Of the lines in the listing, how many include the string "Kapital"? Write the number and nothing else.

====== RECORDS TO PROCESS

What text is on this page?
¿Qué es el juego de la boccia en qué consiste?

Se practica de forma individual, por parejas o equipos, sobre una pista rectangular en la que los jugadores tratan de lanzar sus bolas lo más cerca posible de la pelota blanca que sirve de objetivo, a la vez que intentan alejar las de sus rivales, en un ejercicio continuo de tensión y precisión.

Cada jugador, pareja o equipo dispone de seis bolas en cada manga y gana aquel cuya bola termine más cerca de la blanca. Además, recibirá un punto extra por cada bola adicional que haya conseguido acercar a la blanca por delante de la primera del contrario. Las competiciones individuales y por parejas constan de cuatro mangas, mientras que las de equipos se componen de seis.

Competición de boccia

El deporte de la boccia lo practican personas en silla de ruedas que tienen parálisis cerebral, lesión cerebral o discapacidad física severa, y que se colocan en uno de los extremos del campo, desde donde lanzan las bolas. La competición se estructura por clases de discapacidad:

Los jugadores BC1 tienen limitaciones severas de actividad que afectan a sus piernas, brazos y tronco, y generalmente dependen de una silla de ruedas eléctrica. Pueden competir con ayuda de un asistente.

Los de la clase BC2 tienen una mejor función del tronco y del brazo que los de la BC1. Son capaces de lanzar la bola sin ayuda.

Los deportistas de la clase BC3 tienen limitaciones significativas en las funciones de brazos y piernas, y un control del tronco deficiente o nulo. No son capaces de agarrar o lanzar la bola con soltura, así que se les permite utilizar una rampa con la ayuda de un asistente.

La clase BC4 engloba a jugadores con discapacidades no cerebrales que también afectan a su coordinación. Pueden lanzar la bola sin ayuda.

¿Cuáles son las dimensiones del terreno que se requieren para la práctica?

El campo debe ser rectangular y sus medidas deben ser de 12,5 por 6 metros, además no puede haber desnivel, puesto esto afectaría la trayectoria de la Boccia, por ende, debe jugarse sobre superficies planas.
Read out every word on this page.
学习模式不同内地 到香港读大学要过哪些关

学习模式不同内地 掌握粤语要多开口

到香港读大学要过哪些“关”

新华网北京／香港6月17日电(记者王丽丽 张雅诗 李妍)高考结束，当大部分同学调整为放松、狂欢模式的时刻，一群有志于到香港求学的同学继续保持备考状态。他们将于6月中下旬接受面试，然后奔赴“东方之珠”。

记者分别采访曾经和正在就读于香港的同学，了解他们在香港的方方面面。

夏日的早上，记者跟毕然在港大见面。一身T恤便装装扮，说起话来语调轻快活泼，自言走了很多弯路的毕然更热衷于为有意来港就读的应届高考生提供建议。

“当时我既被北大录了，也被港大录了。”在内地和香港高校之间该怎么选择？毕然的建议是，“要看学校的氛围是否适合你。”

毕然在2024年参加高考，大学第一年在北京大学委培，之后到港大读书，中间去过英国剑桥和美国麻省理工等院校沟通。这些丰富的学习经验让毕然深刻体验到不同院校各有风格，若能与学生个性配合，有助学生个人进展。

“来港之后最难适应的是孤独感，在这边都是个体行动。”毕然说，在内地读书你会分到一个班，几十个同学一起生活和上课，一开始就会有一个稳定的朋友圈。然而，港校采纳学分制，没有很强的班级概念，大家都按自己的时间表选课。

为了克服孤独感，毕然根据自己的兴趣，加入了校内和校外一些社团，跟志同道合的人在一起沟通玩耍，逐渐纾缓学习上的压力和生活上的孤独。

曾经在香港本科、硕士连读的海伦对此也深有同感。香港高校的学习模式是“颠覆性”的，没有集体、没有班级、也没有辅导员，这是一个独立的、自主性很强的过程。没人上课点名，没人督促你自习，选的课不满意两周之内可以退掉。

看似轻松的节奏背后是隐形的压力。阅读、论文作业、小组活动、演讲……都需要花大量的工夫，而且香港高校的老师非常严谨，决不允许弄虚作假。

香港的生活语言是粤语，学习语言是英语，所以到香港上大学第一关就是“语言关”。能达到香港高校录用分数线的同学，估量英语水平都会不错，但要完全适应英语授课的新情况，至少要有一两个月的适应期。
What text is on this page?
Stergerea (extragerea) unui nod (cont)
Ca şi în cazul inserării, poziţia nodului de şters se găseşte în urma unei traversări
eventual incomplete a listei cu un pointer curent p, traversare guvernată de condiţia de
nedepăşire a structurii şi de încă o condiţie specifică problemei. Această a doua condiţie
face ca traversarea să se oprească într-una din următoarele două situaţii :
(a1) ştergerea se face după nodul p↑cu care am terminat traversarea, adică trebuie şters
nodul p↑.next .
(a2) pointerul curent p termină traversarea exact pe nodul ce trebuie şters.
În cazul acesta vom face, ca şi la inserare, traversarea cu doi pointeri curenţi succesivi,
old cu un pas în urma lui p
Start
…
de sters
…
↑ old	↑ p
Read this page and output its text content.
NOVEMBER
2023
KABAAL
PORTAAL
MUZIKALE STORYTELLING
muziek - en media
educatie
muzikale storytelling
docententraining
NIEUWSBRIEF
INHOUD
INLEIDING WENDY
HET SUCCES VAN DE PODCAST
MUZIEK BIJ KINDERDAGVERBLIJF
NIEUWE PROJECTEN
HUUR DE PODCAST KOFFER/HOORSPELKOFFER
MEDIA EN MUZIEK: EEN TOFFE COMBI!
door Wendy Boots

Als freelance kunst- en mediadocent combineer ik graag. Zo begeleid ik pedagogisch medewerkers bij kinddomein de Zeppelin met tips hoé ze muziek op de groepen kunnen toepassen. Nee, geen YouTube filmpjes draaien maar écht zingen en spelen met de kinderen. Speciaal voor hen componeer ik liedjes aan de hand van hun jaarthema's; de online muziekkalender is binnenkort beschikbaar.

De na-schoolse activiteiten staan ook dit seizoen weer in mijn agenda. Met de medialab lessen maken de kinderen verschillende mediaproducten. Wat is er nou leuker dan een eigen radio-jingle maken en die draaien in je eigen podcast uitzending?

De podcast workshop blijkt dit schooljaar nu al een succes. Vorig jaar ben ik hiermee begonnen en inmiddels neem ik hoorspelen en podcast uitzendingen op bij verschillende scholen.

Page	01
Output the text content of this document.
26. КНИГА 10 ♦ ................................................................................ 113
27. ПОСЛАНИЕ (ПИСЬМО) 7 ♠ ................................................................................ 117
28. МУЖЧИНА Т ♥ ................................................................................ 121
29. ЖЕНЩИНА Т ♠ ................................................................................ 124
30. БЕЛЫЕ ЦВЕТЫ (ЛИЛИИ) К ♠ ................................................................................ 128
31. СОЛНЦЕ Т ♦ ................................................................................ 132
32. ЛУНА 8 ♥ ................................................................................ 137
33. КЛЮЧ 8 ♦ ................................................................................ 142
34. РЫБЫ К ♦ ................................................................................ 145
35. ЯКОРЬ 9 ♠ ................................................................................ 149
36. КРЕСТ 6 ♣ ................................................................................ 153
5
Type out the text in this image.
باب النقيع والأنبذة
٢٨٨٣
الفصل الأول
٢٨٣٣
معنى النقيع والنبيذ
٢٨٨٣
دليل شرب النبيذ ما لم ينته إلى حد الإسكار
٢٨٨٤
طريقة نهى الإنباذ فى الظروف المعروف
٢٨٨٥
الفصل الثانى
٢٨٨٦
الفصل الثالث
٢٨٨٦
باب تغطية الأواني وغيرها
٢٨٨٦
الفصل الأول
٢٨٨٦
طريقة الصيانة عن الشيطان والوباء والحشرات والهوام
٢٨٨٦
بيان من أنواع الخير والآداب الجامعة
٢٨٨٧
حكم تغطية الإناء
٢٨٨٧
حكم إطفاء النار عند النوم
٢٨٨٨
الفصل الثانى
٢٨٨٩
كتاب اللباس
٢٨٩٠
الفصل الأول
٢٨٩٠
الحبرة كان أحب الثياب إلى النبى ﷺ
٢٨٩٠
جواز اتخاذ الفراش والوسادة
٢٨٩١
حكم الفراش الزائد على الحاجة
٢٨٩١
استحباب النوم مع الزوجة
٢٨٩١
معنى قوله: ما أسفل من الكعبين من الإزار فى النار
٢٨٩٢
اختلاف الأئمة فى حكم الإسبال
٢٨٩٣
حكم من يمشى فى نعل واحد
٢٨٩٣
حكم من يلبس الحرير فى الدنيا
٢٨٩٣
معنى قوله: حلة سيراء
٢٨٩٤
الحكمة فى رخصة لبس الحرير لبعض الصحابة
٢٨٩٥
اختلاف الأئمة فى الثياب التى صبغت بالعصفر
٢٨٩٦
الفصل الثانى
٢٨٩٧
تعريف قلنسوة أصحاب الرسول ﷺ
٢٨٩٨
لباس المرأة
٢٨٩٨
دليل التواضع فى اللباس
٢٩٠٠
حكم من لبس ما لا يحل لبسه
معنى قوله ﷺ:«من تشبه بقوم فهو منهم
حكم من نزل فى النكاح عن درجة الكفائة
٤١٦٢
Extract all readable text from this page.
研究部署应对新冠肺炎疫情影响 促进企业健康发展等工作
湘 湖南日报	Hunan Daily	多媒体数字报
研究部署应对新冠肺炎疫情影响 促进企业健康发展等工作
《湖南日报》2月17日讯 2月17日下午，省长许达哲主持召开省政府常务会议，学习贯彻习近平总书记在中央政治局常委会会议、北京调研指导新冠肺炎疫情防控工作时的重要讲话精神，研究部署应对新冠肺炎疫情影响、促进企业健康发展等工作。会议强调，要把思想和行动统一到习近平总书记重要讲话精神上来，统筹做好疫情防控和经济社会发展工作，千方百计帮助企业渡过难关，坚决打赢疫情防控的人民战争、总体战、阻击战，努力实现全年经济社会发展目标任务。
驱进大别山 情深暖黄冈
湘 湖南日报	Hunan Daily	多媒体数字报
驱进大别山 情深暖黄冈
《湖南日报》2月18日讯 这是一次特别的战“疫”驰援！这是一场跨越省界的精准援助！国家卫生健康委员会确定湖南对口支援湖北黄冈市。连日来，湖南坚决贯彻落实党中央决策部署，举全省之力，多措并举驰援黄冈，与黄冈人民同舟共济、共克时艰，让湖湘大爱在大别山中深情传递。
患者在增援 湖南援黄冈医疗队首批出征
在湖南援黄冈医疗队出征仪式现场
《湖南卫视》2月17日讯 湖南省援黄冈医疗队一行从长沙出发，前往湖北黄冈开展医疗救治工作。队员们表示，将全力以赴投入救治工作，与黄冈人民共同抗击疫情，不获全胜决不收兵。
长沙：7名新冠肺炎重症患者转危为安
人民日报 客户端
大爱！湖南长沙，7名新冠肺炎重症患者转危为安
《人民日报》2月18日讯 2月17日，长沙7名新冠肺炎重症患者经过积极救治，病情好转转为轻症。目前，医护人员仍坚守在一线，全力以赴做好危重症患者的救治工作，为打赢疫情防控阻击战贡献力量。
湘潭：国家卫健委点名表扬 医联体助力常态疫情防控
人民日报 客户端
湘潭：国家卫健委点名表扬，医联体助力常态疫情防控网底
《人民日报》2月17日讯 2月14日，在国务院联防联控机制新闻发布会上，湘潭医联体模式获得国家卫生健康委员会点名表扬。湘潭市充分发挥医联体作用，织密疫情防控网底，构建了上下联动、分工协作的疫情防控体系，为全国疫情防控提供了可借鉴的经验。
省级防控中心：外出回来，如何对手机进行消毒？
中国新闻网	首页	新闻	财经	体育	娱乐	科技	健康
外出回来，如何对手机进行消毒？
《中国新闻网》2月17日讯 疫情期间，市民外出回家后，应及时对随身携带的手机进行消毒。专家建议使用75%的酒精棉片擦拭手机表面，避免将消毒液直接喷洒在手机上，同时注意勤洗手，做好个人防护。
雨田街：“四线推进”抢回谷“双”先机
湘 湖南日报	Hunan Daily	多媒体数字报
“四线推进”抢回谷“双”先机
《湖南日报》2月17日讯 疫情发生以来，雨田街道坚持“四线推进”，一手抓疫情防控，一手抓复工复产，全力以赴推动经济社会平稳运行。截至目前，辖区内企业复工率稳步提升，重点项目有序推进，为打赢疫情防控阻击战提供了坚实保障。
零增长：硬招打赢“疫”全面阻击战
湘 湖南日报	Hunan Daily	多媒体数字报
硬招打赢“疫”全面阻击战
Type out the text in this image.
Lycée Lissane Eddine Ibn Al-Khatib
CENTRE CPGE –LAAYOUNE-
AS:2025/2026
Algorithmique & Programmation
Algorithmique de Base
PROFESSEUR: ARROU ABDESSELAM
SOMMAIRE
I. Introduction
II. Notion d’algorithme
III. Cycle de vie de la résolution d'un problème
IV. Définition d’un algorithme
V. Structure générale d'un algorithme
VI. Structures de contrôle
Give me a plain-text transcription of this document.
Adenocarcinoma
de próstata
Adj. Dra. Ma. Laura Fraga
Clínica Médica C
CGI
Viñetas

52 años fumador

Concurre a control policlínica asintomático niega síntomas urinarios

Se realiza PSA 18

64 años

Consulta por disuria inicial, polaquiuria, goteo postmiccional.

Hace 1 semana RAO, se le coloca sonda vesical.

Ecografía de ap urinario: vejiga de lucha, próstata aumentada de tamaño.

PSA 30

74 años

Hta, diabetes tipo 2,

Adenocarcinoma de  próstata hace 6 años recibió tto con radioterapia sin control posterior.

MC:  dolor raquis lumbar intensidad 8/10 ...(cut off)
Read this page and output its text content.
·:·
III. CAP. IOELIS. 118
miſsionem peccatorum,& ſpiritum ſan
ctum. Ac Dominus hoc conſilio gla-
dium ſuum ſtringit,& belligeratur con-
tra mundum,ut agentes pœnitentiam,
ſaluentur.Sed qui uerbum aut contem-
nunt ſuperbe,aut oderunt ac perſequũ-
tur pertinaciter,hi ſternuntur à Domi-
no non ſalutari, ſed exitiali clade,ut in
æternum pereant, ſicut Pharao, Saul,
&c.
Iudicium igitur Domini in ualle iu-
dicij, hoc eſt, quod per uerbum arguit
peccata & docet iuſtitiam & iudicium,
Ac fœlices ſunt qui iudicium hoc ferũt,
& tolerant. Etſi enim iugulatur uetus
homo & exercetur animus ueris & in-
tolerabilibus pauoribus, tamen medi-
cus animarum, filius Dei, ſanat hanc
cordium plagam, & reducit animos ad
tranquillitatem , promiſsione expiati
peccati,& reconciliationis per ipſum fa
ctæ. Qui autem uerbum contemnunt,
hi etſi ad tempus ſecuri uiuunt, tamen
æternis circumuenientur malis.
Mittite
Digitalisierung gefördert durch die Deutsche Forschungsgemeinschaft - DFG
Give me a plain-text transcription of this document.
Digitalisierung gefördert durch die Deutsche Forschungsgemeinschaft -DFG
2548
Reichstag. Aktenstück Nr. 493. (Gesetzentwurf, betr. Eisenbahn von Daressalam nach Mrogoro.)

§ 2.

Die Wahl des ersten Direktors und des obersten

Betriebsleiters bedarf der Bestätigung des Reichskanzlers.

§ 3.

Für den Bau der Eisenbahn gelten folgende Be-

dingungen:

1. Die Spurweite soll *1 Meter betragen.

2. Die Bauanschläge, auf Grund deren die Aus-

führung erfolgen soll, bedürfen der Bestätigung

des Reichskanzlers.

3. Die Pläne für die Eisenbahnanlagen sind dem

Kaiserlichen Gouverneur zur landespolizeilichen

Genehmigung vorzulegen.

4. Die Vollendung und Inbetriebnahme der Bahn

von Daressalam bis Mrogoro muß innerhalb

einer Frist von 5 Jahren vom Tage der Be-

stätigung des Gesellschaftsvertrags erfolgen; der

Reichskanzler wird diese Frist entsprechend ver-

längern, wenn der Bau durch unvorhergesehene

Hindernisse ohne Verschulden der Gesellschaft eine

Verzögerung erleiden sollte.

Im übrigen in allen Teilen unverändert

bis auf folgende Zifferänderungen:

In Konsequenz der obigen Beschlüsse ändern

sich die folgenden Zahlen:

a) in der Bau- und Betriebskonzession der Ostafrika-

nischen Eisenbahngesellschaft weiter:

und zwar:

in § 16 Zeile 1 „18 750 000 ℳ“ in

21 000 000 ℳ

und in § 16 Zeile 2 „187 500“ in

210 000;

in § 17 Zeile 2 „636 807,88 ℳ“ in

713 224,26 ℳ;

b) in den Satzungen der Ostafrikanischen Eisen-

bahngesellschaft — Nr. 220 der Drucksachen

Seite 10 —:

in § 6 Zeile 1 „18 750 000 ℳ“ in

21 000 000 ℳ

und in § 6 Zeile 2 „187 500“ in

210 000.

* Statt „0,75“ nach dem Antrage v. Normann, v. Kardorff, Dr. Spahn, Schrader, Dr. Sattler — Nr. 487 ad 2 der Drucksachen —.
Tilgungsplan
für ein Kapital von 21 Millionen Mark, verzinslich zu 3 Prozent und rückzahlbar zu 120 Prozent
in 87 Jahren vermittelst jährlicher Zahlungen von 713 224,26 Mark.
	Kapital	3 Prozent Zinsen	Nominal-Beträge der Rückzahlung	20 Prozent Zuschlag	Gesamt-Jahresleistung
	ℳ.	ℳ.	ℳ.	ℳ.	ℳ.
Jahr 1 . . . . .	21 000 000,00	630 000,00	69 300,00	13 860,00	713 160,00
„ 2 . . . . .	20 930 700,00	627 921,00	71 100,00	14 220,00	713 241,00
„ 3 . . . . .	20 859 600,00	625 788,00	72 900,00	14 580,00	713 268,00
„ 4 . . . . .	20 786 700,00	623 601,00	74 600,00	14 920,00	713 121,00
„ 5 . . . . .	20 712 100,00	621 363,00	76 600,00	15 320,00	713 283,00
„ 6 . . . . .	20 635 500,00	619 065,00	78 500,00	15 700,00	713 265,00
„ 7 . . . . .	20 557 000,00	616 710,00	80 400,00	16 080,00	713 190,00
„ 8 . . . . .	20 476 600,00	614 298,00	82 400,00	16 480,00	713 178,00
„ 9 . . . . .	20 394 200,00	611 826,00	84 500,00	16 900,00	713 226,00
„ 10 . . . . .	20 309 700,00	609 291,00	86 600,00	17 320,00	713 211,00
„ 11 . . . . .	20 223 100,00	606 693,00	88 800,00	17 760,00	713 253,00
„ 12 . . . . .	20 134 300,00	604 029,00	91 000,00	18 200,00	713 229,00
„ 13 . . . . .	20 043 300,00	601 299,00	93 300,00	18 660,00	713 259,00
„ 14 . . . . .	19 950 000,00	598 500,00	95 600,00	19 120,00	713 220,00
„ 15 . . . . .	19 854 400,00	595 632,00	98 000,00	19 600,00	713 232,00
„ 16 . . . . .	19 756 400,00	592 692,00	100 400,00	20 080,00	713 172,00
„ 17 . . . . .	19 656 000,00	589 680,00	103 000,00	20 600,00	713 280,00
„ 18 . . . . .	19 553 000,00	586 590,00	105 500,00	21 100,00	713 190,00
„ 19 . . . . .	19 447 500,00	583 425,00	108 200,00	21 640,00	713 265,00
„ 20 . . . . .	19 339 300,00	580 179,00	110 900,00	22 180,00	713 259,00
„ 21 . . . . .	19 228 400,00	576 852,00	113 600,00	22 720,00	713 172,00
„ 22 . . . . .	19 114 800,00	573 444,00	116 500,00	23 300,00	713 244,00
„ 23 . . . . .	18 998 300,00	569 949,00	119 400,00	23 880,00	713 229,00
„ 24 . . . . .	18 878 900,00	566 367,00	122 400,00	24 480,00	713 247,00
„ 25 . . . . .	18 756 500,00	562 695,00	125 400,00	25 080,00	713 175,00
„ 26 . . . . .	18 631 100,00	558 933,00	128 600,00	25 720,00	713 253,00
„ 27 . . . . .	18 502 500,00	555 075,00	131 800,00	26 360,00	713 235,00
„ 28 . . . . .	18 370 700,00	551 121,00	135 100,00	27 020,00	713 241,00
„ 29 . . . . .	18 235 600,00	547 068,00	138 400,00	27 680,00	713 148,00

============

• EXERCISE SOLUTION:
2